- [Task directions]:
From the listing below, select every line where the word "runs" appears.

- [Items from a data source]:
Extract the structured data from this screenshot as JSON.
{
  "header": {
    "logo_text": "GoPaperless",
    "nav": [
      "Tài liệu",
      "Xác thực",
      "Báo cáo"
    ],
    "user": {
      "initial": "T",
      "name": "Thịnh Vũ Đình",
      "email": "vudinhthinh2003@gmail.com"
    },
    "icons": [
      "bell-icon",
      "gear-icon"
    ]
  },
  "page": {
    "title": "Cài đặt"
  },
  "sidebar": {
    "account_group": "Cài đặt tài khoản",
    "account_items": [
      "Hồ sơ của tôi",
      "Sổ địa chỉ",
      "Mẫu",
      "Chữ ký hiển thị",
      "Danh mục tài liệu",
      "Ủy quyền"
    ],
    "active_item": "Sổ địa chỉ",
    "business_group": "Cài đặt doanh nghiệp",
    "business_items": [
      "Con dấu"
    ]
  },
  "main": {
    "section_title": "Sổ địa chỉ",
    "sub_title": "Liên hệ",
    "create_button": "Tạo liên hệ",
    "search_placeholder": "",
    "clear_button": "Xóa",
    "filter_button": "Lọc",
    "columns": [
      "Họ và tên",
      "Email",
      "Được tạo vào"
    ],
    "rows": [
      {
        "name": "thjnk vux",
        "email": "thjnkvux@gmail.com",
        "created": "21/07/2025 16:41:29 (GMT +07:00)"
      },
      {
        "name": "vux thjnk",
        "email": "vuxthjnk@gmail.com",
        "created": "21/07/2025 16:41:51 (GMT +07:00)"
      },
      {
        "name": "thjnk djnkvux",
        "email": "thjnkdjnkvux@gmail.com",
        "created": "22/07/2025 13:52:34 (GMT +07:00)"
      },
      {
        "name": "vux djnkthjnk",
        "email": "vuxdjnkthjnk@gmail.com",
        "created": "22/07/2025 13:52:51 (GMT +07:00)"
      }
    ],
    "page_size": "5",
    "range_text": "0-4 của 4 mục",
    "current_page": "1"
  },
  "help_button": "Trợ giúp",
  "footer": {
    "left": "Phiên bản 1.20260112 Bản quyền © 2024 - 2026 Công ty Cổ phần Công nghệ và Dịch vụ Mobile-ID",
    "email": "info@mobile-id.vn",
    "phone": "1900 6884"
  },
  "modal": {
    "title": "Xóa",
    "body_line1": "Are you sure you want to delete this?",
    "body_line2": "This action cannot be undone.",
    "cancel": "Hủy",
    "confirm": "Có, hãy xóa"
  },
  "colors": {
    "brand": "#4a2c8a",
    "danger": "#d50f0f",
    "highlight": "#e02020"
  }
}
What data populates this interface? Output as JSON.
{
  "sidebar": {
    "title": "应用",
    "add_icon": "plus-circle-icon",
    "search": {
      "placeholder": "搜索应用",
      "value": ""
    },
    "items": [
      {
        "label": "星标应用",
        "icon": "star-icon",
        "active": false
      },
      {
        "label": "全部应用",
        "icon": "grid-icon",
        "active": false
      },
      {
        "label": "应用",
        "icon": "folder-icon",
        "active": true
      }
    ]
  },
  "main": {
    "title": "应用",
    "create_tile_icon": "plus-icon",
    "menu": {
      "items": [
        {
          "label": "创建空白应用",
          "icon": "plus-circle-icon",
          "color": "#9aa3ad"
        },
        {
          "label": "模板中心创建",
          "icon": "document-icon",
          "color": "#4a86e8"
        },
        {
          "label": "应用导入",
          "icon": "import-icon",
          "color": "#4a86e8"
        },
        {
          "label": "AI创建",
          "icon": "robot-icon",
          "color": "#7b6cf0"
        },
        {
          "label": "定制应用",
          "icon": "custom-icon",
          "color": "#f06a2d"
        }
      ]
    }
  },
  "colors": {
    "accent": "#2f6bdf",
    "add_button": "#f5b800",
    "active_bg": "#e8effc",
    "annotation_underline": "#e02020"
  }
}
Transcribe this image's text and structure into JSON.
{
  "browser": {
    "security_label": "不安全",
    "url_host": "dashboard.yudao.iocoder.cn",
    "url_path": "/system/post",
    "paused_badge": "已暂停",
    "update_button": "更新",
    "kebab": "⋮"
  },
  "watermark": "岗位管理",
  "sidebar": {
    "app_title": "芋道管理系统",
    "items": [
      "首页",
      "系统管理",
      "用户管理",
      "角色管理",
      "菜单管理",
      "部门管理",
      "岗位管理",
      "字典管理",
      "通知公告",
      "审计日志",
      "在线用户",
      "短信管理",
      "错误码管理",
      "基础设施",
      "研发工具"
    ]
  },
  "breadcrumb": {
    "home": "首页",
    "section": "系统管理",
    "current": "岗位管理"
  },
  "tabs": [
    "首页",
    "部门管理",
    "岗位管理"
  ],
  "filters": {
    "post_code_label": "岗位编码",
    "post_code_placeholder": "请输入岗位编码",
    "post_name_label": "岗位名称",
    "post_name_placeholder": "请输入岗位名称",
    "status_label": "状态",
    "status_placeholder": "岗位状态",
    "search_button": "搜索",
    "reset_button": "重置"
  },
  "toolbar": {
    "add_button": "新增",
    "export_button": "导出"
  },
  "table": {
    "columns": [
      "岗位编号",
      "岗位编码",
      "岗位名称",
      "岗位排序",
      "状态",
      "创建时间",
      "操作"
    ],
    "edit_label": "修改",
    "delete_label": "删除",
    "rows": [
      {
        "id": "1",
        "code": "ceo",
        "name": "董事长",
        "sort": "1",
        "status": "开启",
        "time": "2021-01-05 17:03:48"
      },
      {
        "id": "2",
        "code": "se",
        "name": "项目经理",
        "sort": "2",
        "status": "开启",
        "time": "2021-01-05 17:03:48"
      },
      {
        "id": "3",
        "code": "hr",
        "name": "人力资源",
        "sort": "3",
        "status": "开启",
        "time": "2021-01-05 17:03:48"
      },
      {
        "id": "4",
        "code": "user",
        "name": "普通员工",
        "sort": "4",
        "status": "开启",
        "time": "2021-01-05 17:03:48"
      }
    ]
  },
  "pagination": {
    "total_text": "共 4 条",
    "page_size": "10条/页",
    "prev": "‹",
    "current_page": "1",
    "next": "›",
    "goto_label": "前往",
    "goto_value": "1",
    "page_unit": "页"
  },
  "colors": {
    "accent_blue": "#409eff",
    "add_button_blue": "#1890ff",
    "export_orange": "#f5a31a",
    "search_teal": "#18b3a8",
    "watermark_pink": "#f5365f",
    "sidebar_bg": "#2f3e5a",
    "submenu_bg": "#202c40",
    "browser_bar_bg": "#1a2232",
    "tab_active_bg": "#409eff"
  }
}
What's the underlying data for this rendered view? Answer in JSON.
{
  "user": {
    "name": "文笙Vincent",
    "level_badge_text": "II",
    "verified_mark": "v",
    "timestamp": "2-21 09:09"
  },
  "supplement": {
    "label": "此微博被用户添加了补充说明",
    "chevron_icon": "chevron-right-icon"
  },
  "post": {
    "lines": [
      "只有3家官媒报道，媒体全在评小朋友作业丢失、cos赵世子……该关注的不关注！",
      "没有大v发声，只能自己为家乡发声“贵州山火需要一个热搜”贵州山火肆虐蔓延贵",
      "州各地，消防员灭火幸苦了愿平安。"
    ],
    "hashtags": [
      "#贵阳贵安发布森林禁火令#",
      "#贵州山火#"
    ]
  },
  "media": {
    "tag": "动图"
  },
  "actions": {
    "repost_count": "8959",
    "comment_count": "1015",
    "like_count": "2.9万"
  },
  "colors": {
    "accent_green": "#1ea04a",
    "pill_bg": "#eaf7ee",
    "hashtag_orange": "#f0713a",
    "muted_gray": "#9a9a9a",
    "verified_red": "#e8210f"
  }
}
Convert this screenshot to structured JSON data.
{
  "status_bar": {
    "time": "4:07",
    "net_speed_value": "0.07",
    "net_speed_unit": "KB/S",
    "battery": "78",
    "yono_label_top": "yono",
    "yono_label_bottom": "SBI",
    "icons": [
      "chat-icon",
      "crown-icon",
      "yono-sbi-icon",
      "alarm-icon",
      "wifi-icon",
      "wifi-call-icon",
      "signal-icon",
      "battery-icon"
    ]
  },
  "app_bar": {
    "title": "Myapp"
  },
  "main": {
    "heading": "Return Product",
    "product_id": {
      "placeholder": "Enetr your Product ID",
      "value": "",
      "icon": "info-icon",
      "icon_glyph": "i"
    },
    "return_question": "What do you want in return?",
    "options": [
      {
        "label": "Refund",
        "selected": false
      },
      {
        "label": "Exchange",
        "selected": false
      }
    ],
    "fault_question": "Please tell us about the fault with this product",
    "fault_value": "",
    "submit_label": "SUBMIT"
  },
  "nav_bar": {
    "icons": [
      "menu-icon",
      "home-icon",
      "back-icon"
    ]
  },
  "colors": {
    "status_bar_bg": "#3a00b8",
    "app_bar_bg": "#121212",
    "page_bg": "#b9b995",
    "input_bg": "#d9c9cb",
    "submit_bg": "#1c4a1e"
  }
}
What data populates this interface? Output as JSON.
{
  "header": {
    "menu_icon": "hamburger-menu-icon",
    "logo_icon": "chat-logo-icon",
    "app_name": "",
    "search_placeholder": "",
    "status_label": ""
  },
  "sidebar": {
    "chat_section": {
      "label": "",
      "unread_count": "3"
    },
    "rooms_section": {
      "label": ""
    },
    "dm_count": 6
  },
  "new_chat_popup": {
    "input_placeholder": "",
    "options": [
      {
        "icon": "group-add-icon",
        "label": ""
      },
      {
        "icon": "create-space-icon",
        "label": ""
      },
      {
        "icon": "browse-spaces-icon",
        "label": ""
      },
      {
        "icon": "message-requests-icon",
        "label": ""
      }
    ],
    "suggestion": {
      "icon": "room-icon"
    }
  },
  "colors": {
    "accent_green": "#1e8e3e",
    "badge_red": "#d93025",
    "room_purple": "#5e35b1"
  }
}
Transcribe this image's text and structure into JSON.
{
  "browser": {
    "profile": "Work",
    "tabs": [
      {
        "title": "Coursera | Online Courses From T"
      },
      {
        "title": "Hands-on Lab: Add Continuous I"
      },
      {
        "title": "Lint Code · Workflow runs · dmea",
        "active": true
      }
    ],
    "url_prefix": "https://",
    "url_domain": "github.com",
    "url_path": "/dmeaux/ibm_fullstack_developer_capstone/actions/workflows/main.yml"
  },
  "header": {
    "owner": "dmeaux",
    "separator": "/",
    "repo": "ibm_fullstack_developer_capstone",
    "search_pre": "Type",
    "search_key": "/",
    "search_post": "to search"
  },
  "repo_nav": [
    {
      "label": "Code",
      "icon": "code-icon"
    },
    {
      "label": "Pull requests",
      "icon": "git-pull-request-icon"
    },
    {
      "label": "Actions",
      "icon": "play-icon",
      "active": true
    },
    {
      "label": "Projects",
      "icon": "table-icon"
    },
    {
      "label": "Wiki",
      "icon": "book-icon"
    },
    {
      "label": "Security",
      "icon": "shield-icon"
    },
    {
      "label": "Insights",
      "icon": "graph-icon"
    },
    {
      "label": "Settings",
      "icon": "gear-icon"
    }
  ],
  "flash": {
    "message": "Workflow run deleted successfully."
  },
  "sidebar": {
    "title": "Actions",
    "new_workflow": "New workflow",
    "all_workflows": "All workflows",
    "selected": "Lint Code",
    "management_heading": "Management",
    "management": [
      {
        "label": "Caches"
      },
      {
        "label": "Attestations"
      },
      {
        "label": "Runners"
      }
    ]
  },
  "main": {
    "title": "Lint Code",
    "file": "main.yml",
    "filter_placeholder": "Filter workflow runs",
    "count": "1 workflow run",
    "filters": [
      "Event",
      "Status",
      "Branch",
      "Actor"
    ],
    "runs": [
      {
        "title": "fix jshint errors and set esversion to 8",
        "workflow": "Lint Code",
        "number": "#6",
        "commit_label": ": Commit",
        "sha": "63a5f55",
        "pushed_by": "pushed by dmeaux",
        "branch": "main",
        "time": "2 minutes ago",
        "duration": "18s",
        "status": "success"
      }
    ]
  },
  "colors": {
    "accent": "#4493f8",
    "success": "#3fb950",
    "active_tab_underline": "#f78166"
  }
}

- [Task answer]:
        "title": "Lint Code · Workflow runs · dmea",
    "filter_placeholder": "Filter workflow runs",
    "runs": [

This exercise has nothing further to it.